* _Selected text_
------------------------------------------------

Tax changes, policy support to sustain domestic equity inflows: JP Morgan
New Delhi, June 28
A series of tax and policy measures introduced in recent years has enhanced the attractiveness of equity investments in India, creating favourable conditions for sustained domestic inflows into the stock market despite relatively subdued returns over the past two years, according to a report by JP Morgan.
The global investment bank said recent changes in the taxation of long-term capital gains, debt mutual funds and insurance products have significantly improved the relative appeal of equities, further encouraging the shift of household savings toward financial assets.
JP Morgan noted that equities are currently subject to a 12.5 per cent long-term capital gains tax, while policy changes such as the removal of indexation benefits, taxation of certain insurance policy proceeds and slab-rate taxation for debt mutual funds have altered the risk-reward dynamics in favour of equity investments.
The brokerage said these tax and regulatory changes, combined with rising participation through Systematic Investment Plans (SIPs), are expected to continue supporting a steady flow of domestic money into equity markets.
According to the report, domestic investors have remained resilient even as foreign portfolio investors reduced their exposure to Indian equities during FY25 and FY26. Despite modest returns from benchmark indices during the period, retail investors continued to invest through SIPs, indicating a structural shift in investment behaviour rather than a response to short-term market movements.

------------------------------------------------

* _Collected material_

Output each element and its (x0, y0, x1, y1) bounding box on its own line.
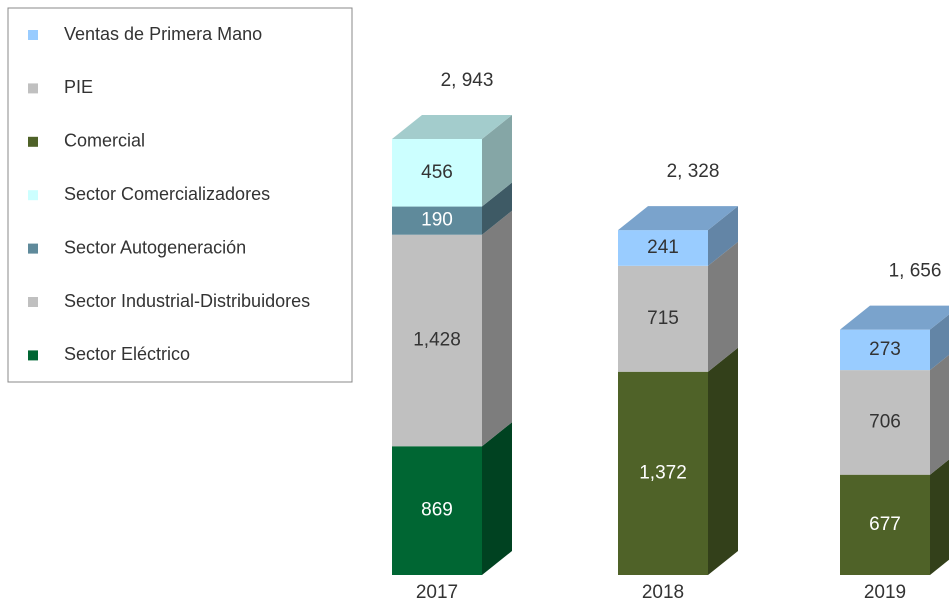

------------------------------------------------

* _Short problem A_
Using the article on domestic equity inflows above the data, give again the passage between "The global investment" and "toward financial assets.", inclusive.
* _Short problem B_
Answer these from the article on domestic equity inflows that appears before the data:
(i) What long-term capital gains tax rate are equities currently subject to?
(ii) Which investors reduced their exposure to Indian equities during FY25 and FY26?
(iii) Through what have retail investors continued to invest despite modest returns?

* _Solution A_
The global investment bank said recent changes in the taxation of long-term capital gains, debt mutual funds and insurance products have significantly improved the relative appeal of equities, further encouraging the shift of household savings toward financial assets.

* _Solution B_
(i) 12.5 per cent
(ii) Foreign portfolio investors
(iii) Systematic Investment Plans (SIPs)